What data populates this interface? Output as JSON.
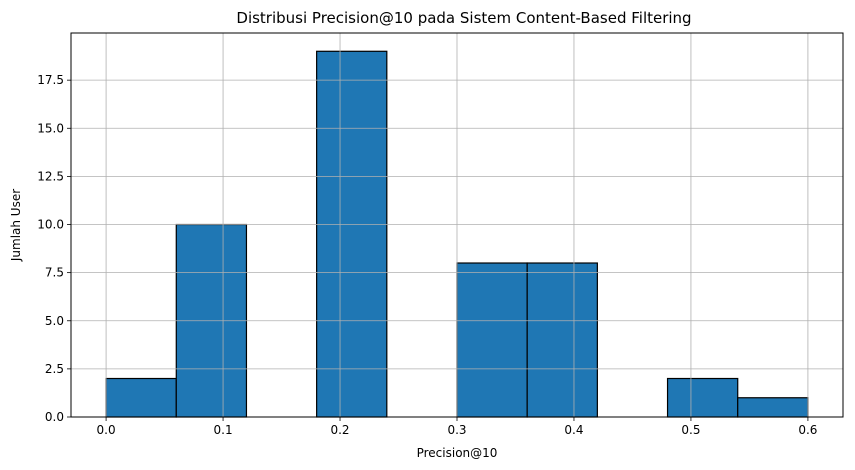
{
  "chart_data": {
    "type": "bar",
    "title": "Distribusi Precision@10 pada Sistem Content-Based Filtering",
    "xlabel": "Precision@10",
    "ylabel": "Jumlah User",
    "xlim": [
      -0.03,
      0.63
    ],
    "ylim": [
      0,
      19.95
    ],
    "grid": true,
    "bar_color": "#1f77b4",
    "edge_color": "#000000",
    "grid_color": "#b0b0b0",
    "x_ticks": [
      "0.0",
      "0.1",
      "0.2",
      "0.3",
      "0.4",
      "0.5",
      "0.6"
    ],
    "y_ticks": [
      "0.0",
      "2.5",
      "5.0",
      "7.5",
      "10.0",
      "12.5",
      "15.0",
      "17.5"
    ],
    "bins": [
      {
        "start": 0.0,
        "end": 0.06,
        "count": 2
      },
      {
        "start": 0.06,
        "end": 0.12,
        "count": 10
      },
      {
        "start": 0.12,
        "end": 0.18,
        "count": 0
      },
      {
        "start": 0.18,
        "end": 0.24,
        "count": 19
      },
      {
        "start": 0.24,
        "end": 0.3,
        "count": 0
      },
      {
        "start": 0.3,
        "end": 0.36,
        "count": 8
      },
      {
        "start": 0.36,
        "end": 0.42,
        "count": 8
      },
      {
        "start": 0.42,
        "end": 0.48,
        "count": 0
      },
      {
        "start": 0.48,
        "end": 0.54,
        "count": 2
      },
      {
        "start": 0.54,
        "end": 0.6,
        "count": 1
      }
    ]
  }
}
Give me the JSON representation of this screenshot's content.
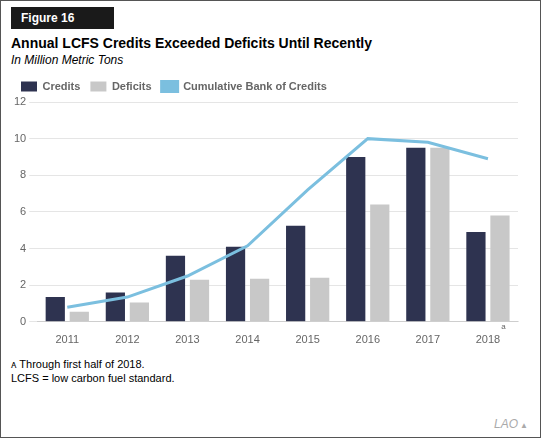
{
  "chart_data": {
    "type": "bar",
    "title": "Annual LCFS Credits Exceeded Deficits Until Recently",
    "subtitle": "In Million Metric Tons",
    "figure_label": "Figure 16",
    "categories": [
      "2011",
      "2012",
      "2013",
      "2014",
      "2015",
      "2016",
      "2017",
      "2018"
    ],
    "series": [
      {
        "name": "Credits",
        "color": "#2e3350",
        "values": [
          1.35,
          1.6,
          3.6,
          4.1,
          5.25,
          9.0,
          9.5,
          4.9
        ]
      },
      {
        "name": "Deficits",
        "color": "#c8c8c8",
        "values": [
          0.55,
          1.05,
          2.3,
          2.35,
          2.4,
          6.4,
          9.5,
          5.8
        ]
      },
      {
        "name": "Cumulative Bank of Credits",
        "type": "line",
        "color": "#7bbfdf",
        "values": [
          0.8,
          1.35,
          2.5,
          4.15,
          7.2,
          10.0,
          9.8,
          8.9
        ]
      }
    ],
    "ylim": [
      0,
      12
    ],
    "yticks": [
      0,
      2,
      4,
      6,
      8,
      10,
      12
    ],
    "grid": true,
    "legend": "upper left",
    "annotations": [
      {
        "text": "a",
        "category": "2018"
      }
    ],
    "footnotes": [
      "ᴀ Through first half of 2018.",
      "LCFS = low carbon fuel standard."
    ],
    "logo": [
      "LAO",
      "▲"
    ]
  }
}
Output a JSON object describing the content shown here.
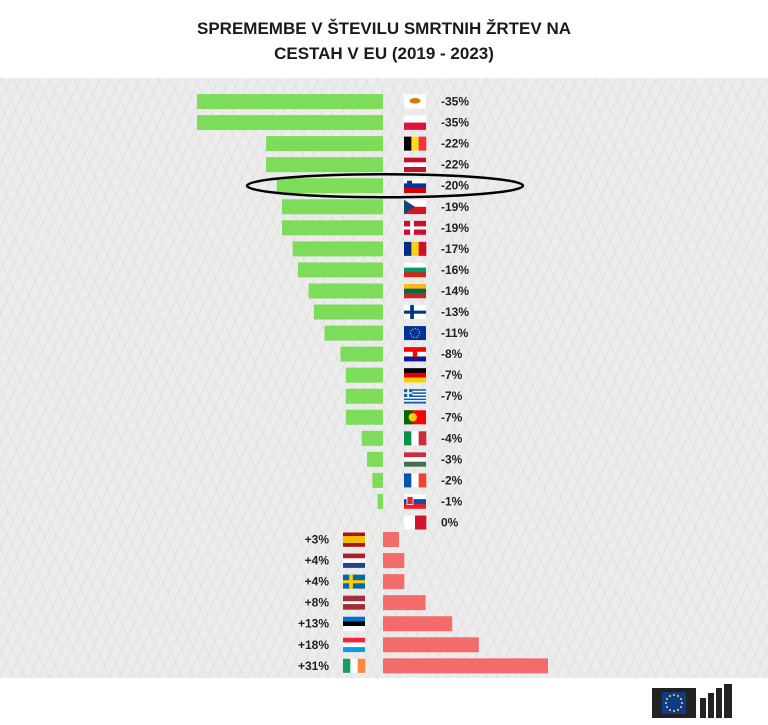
----
EXERCISE ▸ Working from the line that contains "Give me the" to the last line of the listing, please quote each line exactly, pictures excluded.

RESPONSE TO THIS EXERCISE ▸
Give me the JSON representation of this screenshot's content.
{
  "chart_data": {
    "type": "bar",
    "title": "Annual LCFS Credits Exceeded Deficits Until Recently",
    "subtitle": "In Million Metric Tons",
    "figure_label": "Figure 16",
    "categories": [
      "2011",
      "2012",
      "2013",
      "2014",
      "2015",
      "2016",
      "2017",
      "2018"
    ],
    "series": [
      {
        "name": "Credits",
        "color": "#2e3350",
        "values": [
          1.35,
          1.6,
          3.6,
          4.1,
          5.25,
          9.0,
          9.5,
          4.9
        ]
      },
      {
        "name": "Deficits",
        "color": "#c8c8c8",
        "values": [
          0.55,
          1.05,
          2.3,
          2.35,
          2.4,
          6.4,
          9.5,
          5.8
        ]
      },
      {
        "name": "Cumulative Bank of Credits",
        "type": "line",
        "color": "#7bbfdf",
        "values": [
          0.8,
          1.35,
          2.5,
          4.15,
          7.2,
          10.0,
          9.8,
          8.9
        ]
      }
    ],
    "ylim": [
      0,
      12
    ],
    "yticks": [
      0,
      2,
      4,
      6,
      8,
      10,
      12
    ],
    "grid": true,
    "legend": "upper left",
    "annotations": [
      {
        "text": "a",
        "category": "2018"
      }
    ],
    "footnotes": [
      "ᴀ Through first half of 2018.",
      "LCFS = low carbon fuel standard."
    ],
    "logo": [
      "LAO",
      "▲"
    ]
  }
}
Output a JSON object describing the content shown here.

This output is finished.